• [Work to do] Would you copy only the lines below, beginning with the one that contains "Transcribe the text in this document." and running through the last entry line?

• [Available data]
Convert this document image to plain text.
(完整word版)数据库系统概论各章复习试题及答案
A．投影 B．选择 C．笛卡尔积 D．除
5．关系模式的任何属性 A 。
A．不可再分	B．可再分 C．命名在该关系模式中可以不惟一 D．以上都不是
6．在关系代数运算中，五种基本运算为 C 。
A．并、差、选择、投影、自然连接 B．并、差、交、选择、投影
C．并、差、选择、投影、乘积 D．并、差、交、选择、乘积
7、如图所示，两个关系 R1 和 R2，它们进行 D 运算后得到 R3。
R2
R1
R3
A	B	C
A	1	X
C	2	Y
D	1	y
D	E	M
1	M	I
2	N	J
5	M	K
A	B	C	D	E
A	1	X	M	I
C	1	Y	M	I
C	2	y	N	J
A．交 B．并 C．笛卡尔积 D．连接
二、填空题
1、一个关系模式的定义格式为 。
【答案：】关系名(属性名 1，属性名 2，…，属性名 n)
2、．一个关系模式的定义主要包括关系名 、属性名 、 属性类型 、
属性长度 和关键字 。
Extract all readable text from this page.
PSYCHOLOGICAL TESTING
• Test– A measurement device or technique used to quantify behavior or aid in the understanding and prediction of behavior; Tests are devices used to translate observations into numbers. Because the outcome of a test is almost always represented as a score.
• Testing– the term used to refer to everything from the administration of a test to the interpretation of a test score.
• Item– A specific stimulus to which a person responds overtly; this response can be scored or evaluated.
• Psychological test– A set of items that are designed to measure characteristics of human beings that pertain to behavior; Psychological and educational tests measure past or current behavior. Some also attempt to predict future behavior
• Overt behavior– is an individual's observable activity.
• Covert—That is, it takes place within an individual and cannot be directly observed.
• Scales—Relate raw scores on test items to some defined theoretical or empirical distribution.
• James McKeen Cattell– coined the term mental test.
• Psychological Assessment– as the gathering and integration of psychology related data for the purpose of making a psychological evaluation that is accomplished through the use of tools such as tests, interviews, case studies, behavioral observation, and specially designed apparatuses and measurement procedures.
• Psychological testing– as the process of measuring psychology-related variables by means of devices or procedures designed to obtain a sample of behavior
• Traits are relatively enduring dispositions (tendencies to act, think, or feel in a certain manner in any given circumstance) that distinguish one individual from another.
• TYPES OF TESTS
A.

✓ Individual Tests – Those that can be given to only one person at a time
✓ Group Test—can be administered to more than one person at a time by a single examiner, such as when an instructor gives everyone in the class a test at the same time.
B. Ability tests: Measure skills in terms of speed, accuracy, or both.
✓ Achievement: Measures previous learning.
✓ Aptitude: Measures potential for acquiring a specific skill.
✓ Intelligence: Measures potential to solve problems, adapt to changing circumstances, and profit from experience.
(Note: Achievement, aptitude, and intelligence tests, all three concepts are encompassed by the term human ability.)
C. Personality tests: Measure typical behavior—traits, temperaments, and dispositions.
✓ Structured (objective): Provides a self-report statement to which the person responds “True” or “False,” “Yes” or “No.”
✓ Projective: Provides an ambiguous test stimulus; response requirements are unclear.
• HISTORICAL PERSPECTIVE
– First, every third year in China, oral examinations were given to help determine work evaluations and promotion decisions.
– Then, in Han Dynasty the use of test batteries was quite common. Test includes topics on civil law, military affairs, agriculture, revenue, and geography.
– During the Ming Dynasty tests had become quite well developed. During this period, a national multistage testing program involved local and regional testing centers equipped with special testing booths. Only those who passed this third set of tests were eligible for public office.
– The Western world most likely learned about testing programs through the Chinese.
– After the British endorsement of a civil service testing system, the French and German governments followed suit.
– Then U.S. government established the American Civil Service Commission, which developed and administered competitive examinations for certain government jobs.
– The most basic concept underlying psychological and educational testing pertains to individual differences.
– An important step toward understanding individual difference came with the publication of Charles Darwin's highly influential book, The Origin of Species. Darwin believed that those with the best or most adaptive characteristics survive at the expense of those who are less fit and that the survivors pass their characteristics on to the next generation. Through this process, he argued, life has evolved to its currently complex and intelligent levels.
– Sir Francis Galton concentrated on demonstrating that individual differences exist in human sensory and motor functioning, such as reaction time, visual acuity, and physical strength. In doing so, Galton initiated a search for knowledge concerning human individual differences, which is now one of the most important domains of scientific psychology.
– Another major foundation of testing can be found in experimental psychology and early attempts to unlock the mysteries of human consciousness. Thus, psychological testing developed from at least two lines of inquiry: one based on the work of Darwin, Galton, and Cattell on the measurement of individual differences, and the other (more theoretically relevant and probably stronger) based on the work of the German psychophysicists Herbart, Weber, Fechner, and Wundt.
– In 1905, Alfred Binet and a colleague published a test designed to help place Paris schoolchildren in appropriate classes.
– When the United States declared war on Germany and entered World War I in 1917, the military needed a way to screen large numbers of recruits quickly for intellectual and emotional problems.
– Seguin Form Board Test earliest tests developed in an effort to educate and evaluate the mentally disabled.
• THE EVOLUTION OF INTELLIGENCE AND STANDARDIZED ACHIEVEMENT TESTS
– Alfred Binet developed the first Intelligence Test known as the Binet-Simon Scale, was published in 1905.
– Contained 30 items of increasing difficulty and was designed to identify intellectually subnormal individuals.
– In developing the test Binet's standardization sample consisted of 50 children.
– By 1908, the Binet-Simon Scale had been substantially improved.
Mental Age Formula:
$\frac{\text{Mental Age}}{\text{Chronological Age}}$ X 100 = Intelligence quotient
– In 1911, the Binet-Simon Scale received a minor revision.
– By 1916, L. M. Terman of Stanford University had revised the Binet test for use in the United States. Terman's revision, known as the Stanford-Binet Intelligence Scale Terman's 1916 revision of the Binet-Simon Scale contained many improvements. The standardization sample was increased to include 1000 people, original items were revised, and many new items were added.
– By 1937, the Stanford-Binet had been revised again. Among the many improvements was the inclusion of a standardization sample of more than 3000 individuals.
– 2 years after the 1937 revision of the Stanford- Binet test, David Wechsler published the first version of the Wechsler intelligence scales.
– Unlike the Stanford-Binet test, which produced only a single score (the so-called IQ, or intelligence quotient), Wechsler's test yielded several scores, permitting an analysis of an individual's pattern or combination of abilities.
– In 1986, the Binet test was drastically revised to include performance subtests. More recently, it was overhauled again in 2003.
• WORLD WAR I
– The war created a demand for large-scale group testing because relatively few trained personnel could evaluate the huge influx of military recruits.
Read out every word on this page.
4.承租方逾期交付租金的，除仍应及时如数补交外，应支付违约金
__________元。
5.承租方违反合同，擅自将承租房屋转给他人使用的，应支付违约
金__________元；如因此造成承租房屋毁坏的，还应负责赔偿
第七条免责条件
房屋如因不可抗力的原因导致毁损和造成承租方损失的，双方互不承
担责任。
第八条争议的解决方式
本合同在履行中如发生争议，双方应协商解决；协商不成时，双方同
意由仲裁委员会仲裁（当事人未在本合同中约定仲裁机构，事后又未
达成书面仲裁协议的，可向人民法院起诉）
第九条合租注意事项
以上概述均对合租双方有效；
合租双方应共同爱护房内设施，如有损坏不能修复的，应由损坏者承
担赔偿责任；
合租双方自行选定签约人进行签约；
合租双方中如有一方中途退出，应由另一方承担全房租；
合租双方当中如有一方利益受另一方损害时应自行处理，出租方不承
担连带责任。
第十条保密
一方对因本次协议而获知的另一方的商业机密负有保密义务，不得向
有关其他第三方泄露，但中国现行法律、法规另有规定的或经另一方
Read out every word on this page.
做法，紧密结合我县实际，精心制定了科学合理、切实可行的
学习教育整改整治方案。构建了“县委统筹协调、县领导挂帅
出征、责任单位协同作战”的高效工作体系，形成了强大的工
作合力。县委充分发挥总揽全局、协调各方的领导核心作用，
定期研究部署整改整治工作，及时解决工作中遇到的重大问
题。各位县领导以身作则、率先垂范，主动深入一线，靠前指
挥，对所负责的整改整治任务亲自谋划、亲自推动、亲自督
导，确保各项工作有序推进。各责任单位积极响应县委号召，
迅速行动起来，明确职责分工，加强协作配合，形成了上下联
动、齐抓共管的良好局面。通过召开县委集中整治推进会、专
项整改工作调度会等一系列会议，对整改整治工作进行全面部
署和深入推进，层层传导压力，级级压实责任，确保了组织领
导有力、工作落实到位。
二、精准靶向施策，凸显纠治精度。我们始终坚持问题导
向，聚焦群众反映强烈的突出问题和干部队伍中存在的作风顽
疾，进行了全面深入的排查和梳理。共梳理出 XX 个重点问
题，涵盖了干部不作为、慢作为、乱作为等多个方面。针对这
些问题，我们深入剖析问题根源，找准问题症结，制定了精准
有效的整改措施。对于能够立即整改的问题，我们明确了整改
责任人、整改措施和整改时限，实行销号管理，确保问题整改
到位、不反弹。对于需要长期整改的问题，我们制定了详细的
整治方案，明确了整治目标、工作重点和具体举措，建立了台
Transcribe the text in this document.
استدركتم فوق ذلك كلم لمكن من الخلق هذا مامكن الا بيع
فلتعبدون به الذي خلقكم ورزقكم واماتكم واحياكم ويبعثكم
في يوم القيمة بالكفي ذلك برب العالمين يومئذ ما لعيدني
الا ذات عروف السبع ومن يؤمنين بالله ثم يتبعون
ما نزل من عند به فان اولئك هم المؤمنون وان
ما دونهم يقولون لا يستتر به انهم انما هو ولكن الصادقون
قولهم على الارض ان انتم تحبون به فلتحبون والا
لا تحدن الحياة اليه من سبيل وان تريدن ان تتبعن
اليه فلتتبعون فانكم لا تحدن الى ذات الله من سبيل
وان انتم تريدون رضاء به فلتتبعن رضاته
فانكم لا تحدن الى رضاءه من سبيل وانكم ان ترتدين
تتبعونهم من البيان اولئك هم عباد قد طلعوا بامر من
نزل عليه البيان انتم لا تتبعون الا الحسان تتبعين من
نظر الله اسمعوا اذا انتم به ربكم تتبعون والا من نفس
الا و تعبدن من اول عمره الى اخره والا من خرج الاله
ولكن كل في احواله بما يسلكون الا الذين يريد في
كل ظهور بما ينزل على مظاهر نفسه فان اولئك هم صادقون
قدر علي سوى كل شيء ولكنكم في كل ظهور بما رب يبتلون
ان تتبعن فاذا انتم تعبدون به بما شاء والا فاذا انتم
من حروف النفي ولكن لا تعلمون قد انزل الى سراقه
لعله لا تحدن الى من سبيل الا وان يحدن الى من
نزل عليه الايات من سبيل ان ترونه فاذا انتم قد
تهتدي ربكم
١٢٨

• [Reply]
Transcribe the text in this document.
استدركتم فوق ذلك كلم لمكن من الخلق هذا مامكن الا بيع
فلتعبدون به الذي خلقكم ورزقكم واماتكم واحياكم ويبعثكم
في يوم القيمة بالكفي ذلك برب العالمين يومئذ ما لعيدني
الا ذات عروف السبع ومن يؤمنين بالله ثم يتبعون
ما نزل من عند به فان اولئك هم المؤمنون وان
ما دونهم يقولون لا يستتر به انهم انما هو ولكن الصادقون
قولهم على الارض ان انتم تحبون به فلتحبون والا
لا تحدن الحياة اليه من سبيل وان تريدن ان تتبعن
اليه فلتتبعون فانكم لا تحدن الى ذات الله من سبيل
وان انتم تريدون رضاء به فلتتبعن رضاته
فانكم لا تحدن الى رضاءه من سبيل وانكم ان ترتدين
تتبعونهم من البيان اولئك هم عباد قد طلعوا بامر من
نزل عليه البيان انتم لا تتبعون الا الحسان تتبعين من
نظر الله اسمعوا اذا انتم به ربكم تتبعون والا من نفس
الا و تعبدن من اول عمره الى اخره والا من خرج الاله
ولكن كل في احواله بما يسلكون الا الذين يريد في
كل ظهور بما ينزل على مظاهر نفسه فان اولئك هم صادقون
قدر علي سوى كل شيء ولكنكم في كل ظهور بما رب يبتلون
ان تتبعن فاذا انتم تعبدون به بما شاء والا فاذا انتم
من حروف النفي ولكن لا تعلمون قد انزل الى سراقه
لعله لا تحدن الى من سبيل الا وان يحدن الى من
نزل عليه الايات من سبيل ان ترونه فاذا انتم قد
تهتدي ربكم
١٢٨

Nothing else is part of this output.